- [WHAT YOU ARE ASKED TO DO]: Find and copy each line of the records where the string "сопротивления" shows up.

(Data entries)
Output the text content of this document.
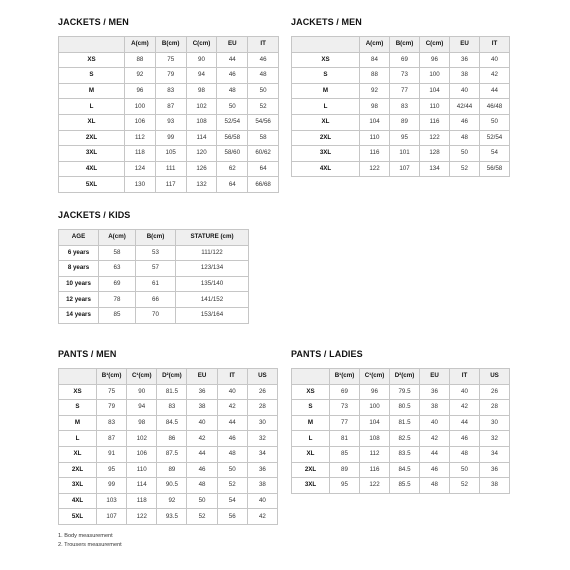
JACKETS / MEN
	A(cm)	B(cm)	C(cm)	EU	IT
XS	88	75	90	44	46
S	92	79	94	46	48
M	96	83	98	48	50
L	100	87	102	50	52
XL	106	93	108	52/54	54/56
2XL	112	99	114	56/58	58
3XL	118	105	120	58/60	60/62
4XL	124	111	126	62	64
5XL	130	117	132	64	66/68
JACKETS / MEN
	A(cm)	B(cm)	C(cm)	EU	IT
XS	84	69	96	36	40
S	88	73	100	38	42
M	92	77	104	40	44
L	98	83	110	42/44	46/48
XL	104	89	116	46	50
2XL	110	95	122	48	52/54
3XL	116	101	128	50	54
4XL	122	107	134	52	56/58
JACKETS / KIDS
AGE	A(cm)	B(cm)	STATURE (cm)
6 years	58	53	111/122
8 years	63	57	123/134
10 years	69	61	135/140
12 years	78	66	141/152
14 years	85	70	153/164
PANTS / MEN
	B¹(cm)	C¹(cm)	D²(cm)	EU	IT	US
XS	75	90	81.5	36	40	26
S	79	94	83	38	42	28
M	83	98	84.5	40	44	30
L	87	102	86	42	46	32
XL	91	106	87.5	44	48	34
2XL	95	110	89	46	50	36
3XL	99	114	90.5	48	52	38
4XL	103	118	92	50	54	40
5XL	107	122	93.5	52	56	42
PANTS / LADIES
	B¹(cm)	C¹(cm)	D²(cm)	EU	IT	US
XS	69	96	79.5	36	40	26
S	73	100	80.5	38	42	28
M	77	104	81.5	40	44	30
L	81	108	82.5	42	46	32
XL	85	112	83.5	44	48	34
2XL	89	116	84.5	46	50	36
3XL	95	122	85.5	48	52	38
1. Body measurement
2. Trousers measurement
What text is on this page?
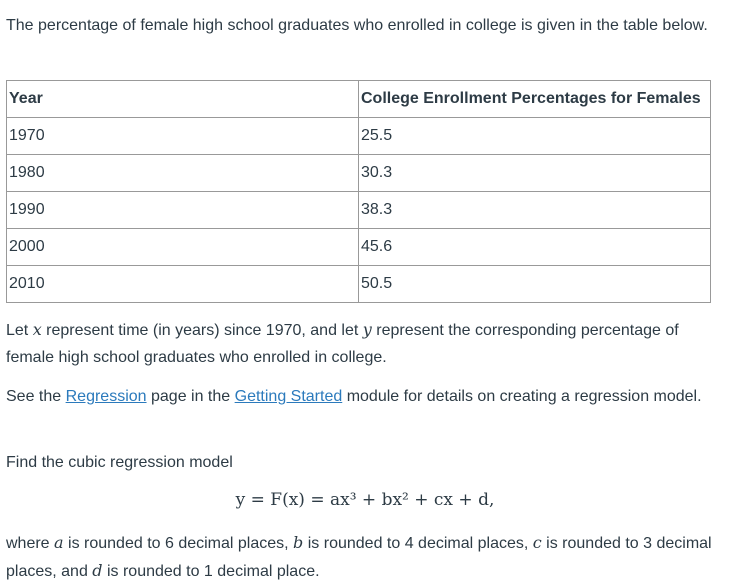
The percentage of female high school graduates who enrolled in college is given in the table below.

Year	College Enrollment Percentages for Females
1970	25.5
1980	30.3
1990	38.3
2000	45.6
2010	50.5

Let x represent time (in years) since 1970, and let y represent the corresponding percentage of female high school graduates who enrolled in college.

See the Regression page in the Getting Started module for details on creating a regression model.

Find the cubic regression model

y = F(x) = ax³ + bx² + cx + d,

where a is rounded to 6 decimal places, b is rounded to 4 decimal places, c is rounded to 3 decimal places, and d is rounded to 1 decimal place.
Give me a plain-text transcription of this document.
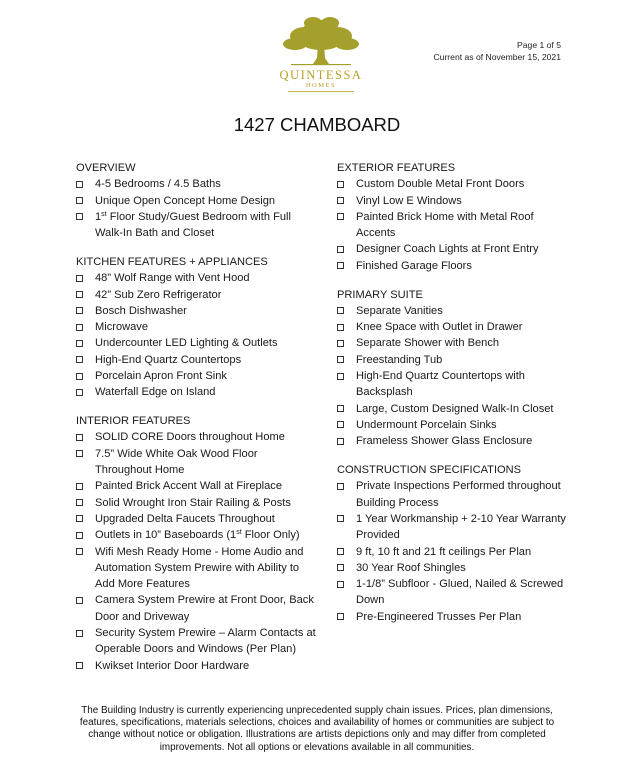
QUINTESSA
HOMES
Page 1 of 5
Current as of November 15, 2021
1427 CHAMBOARD
OVERVIEW
4-5 Bedrooms / 4.5 Baths
Unique Open Concept Home Design
1st Floor Study/Guest Bedroom with Full Walk-In Bath and Closet
KITCHEN FEATURES + APPLIANCES
48” Wolf Range with Vent Hood
42” Sub Zero Refrigerator
Bosch Dishwasher
Microwave
Undercounter LED Lighting & Outlets
High-End Quartz Countertops
Porcelain Apron Front Sink
Waterfall Edge on Island
INTERIOR FEATURES
SOLID CORE Doors throughout Home
7.5” Wide White Oak Wood Floor Throughout Home
Painted Brick Accent Wall at Fireplace
Solid Wrought Iron Stair Railing & Posts
Upgraded Delta Faucets Throughout
Outlets in 10” Baseboards (1st Floor Only)
Wifi Mesh Ready Home - Home Audio and Automation System Prewire with Ability to Add More Features
Camera System Prewire at Front Door, Back Door and Driveway
Security System Prewire – Alarm Contacts at Operable Doors and Windows (Per Plan)
Kwikset Interior Door Hardware
EXTERIOR FEATURES
Custom Double Metal Front Doors
Vinyl Low E Windows
Painted Brick Home with Metal Roof Accents
Designer Coach Lights at Front Entry
Finished Garage Floors
PRIMARY SUITE
Separate Vanities
Knee Space with Outlet in Drawer
Separate Shower with Bench
Freestanding Tub
High-End Quartz Countertops with Backsplash
Large, Custom Designed Walk-In Closet
Undermount Porcelain Sinks
Frameless Shower Glass Enclosure
CONSTRUCTION SPECIFICATIONS
Private Inspections Performed throughout Building Process
1 Year Workmanship + 2-10 Year Warranty Provided
9 ft, 10 ft and 21 ft ceilings Per Plan
30 Year Roof Shingles
1-1/8” Subfloor - Glued, Nailed & Screwed Down
Pre-Engineered Trusses Per Plan
The Building Industry is currently experiencing unprecedented supply chain issues. Prices, plan dimensions, features, specifications, materials selections, choices and availability of homes or communities are subject to change without notice or obligation. Illustrations are artists depictions only and may differ from completed improvements. Not all options or elevations available in all communities.
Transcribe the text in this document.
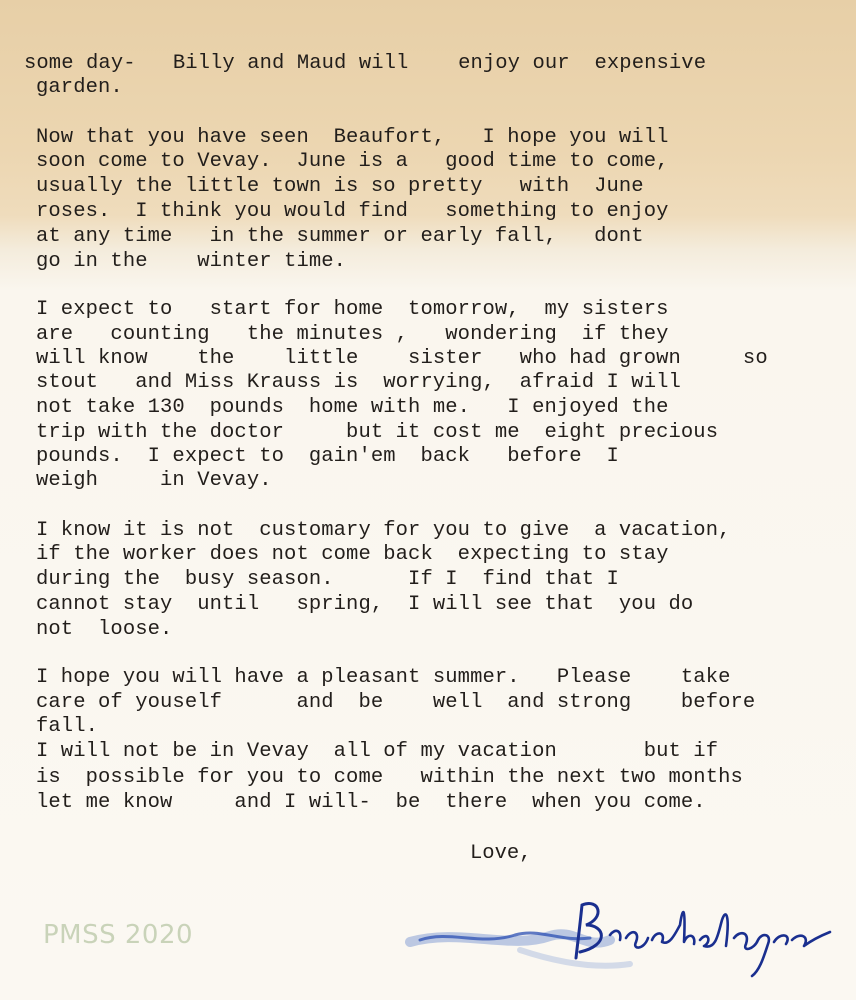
some day-   Billy and Maud will    enjoy our  expensive
garden.
Now that you have seen  Beaufort,   I hope you will
soon come to Vevay.  June is a   good time to come,
usually the little town is so pretty   with  June
roses.  I think you would find   something to enjoy
at any time   in the summer or early fall,   dont
go in the    winter time.
I expect to   start for home  tomorrow,  my sisters
are   counting   the minutes ,   wondering  if they
will know    the    little    sister   who had grown     so
stout   and Miss Krauss is  worrying,  afraid I will
not take 130  pounds  home with me.   I enjoyed the
trip with the doctor     but it cost me  eight precious
pounds.  I expect to  gain'em  back   before  I
weigh     in Vevay.
I know it is not  customary for you to give  a vacation,
if the worker does not come back  expecting to stay
during the  busy season.      If I  find that I
cannot stay  until   spring,  I will see that  you do
not  loose.
I hope you will have a pleasant summer.   Please    take
care of youself      and  be    well  and strong    before
fall.
I will not be in Vevay  all of my vacation       but if
is  possible for you to come   within the next two months
let me know     and I will-  be  there  when you come.
Love,
PMSS 2020
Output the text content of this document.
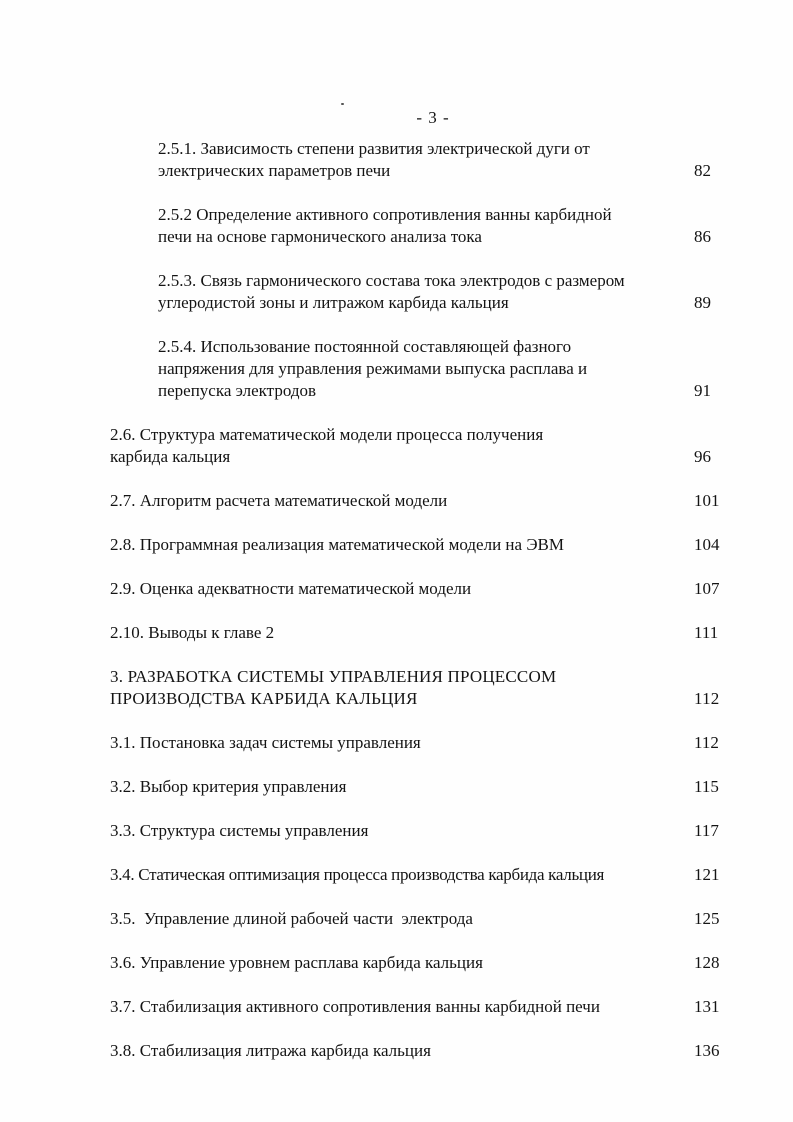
- 3 -
2.5.1. Зависимость степени развития электрической дуги от
электрических параметров печи	82
2.5.2 Определение активного сопротивления ванны карбидной
печи на основе гармонического анализа тока	86
2.5.3. Связь гармонического состава тока электродов с размером
углеродистой зоны и литражом карбида кальция	89
2.5.4. Использование постоянной составляющей фазного
напряжения для управления режимами выпуска расплава и
перепуска электродов	91
2.6. Структура математической модели процесса получения
карбида кальция	96
2.7. Алгоритм расчета математической модели	101
2.8. Программная реализация математической модели на ЭВМ	104
2.9. Оценка адекватности математической модели	107
2.10. Выводы к главе 2	111
3. РАЗРАБОТКА СИСТЕМЫ УПРАВЛЕНИЯ ПРОЦЕССОМ
ПРОИЗВОДСТВА КАРБИДА КАЛЬЦИЯ	112
3.1. Постановка задач системы управления	112
3.2. Выбор критерия управления	115
3.3. Структура системы управления	117
3.4. Статическая оптимизация процесса производства карбида кальция	121
3.5.  Управление длиной рабочей части  электрода	125
3.6. Управление уровнем расплава карбида кальция	128
3.7. Стабилизация активного сопротивления ванны карбидной печи	131
3.8. Стабилизация литража карбида кальция	136
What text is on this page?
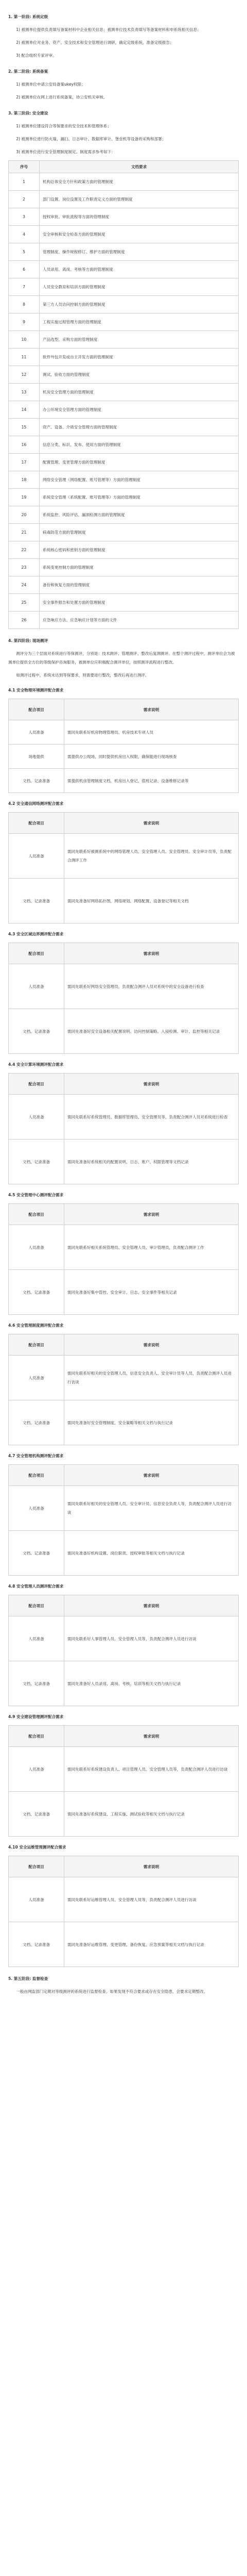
1. 第一阶段: 系统定级

1) 被测单位提供负责填写备案材料中企业相关信息；被测单位技术负责填写等备案材料和申系统相关信息；

2) 被测单位对业务、资产、安全技术和安全管理进行调研，确定定级系统，准备定级报告；

3) 配合组织专家评审。

2. 第二阶段: 系统备案

1) 被测单位申请公安局备案ukey权限；

2) 被测单位在网上进行系统备案，待公安机关审核。

3. 第三阶段: 安全建设

1) 被测单位建设符合等保要求的安全技术和管理体系；

2) 被测单位进行防火墙、漏扫、日志审计、数据库审计、堡垒机等设备的采购和部署；

3) 被测单位进行安全管理制度制定。制度需求参考如下：

序号	文档要求
1	机构总体安全方针和政策方面的管理制度
2	部门设置、岗位设置及工作职责定义方面的管理制度
3	授权审批、审批流程等方面的管理制度
4	安全审核和安全检查方面的管理制度
5	管理制度、操作规程修订、维护方面的管理制度
6	人员录用、离岗、考核等方面的管理制度
7	人员安全教育和培训方面的管理制度
8	第三方人员访问控制方面的管理制度
9	工程实施过程管理方面的管理制度
10	产品选型、采购方面的管理制度
11	软件外包开发或自主开发方面的管理制度
12	测试、验收方面的管理制度
13	机房安全管理方面的管理制度
14	办公环境安全管理方面的管理制度
15	资产、设备、介质安全管理方面的管理制度
16	信息分类、标识、发布、使用方面的管理制度
17	配置管理、变更管理方面的管理制度
18	网络安全管理（网络配置、账号管理等）方面的管理制度
19	系统安全管理（系统配置、账号管理等）方面的管理制度
20	系统监控、风险评估、漏洞检测方面的管理制度
21	病毒防范方面的管理制度
22	系统核心密码和密钥方面的管理制度
23	系统变更控制方面的管理制度
24	备份和恢复方面的管理制度
25	安全事件报告和处置方面的管理制度
26	应急响应方法、应急响应计划等方面的文件

4. 第四阶段: 现场测评

测评分为三个层面对系统进行等保测评，分别是：技术测评、管理测评、整改后复测测评。在整个测评过程中，测评单位会为被测单位提供全方位的等级保护咨询服务，被测单位应积极配合测评单位，按照测评流程进行整改。

如测评过程中，系统未达到等保要求，则需要进行整改，整改后再进行测评。

4.1 安全物理环境测评配合需求

配合项目	需求说明
人员准备	需同先联系好机房物理管理员、机房技术专项人员
场地提供	需提供办公现场，同时提供机房出入权限，确保能进行现场核查
文档、记录准备	需提供机房管理制度文档，机房出入登记、值班记录、设备维修记录等

4.2 安全通信网络测评配合需求

配合项目	需求说明
人员准备	需同先联系好被测系统中的网络管理人员、安全管理人员、安全管理员、安全审计员等，负责配合测评工作
文档、记录准备	需同先准备好网络拓扑图，网络规划、网络配置、设备登记等相关文档

4.3 安全区域边界测评配合需求

配合项目	需求说明
人员准备	需同先联系好网络安全管理员，负责配合测评人员对系统中的安全设备进行检查
文档、记录准备	需同先准备好安全设备相关配置说明、访问控制策略、入侵检测、审计、监控等相关记录

4.4 安全计算环境测评配合需求

配合项目	需求说明
人员准备	需同先联系好系统管理员、数据库管理员、安全管理员等，负责配合测评人员对系统进行检查
文档、记录准备	需同先准备好系统相关的配置说明、日志、账户、权限管理等文档记录

4.5 安全管理中心测评配合需求

配合项目	需求说明
人员准备	需同先联系好相关系统管理员、安全管理人员、审计管理员，负责配合测评工作
文档、记录准备	需同先准备好集中管控、安全审计、日志、安全事件等相关记录

4.6 安全管理制度测评配合需求

配合项目	需求说明
人员准备	需同先联系好相关的安全管理人员、信息安全负责人、安全审计员等人员，负责配合测评人员进行访谈
文档、记录准备	需同先准备好安全管理制度、安全策略等相关文档与执行记录

4.7 安全管理机构测评配合需求

配合项目	需求说明
人员准备	需同先联系好相关的安全管理人员、安全审计员、信息安全负责人等，负责配合测评人员进行访谈
文档、记录准备	需同先准备好机构设置、岗位职责、授权审批等相关文档与执行记录

4.8 安全管理人员测评配合需求

配合项目	需求说明
人员准备	需同先联系好人事管理人员、安全管理人员等，负责配合测评人员进行访谈
文档、记录准备	需同先准备好人员录用、离岗、考核、培训等相关文档与执行记录

4.9 安全建设管理测评配合需求

配合项目	需求说明
人员准备	需同先联系好系统建设负责人、项目管理人员、安全管理人员等，负责配合测评人员进行访谈
文档、记录准备	需同先准备好系统建设、工程实施、测试验收等相关文档与执行记录

4.10 安全运维管理测评配合需求

配合项目	需求说明
人员准备	需同先联系好运维管理人员、安全管理人员等，负责配合测评人员进行访谈
文档、记录准备	需同先准备好运维管理、变更管理、备份恢复、应急预案等相关文档与执行记录

5. 第五阶段: 监督检查

一般由网监部门定期对等级测评的系统进行监督检查。如果发现不符合要求或存在安全隐患，会要求定期整改。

- [RESPONSE FOR THIS EXERCISE]:
2.5.2 Определение активного сопротивления ванны карбидной
3.7. Стабилизация активного сопротивления ванны карбидной печи	131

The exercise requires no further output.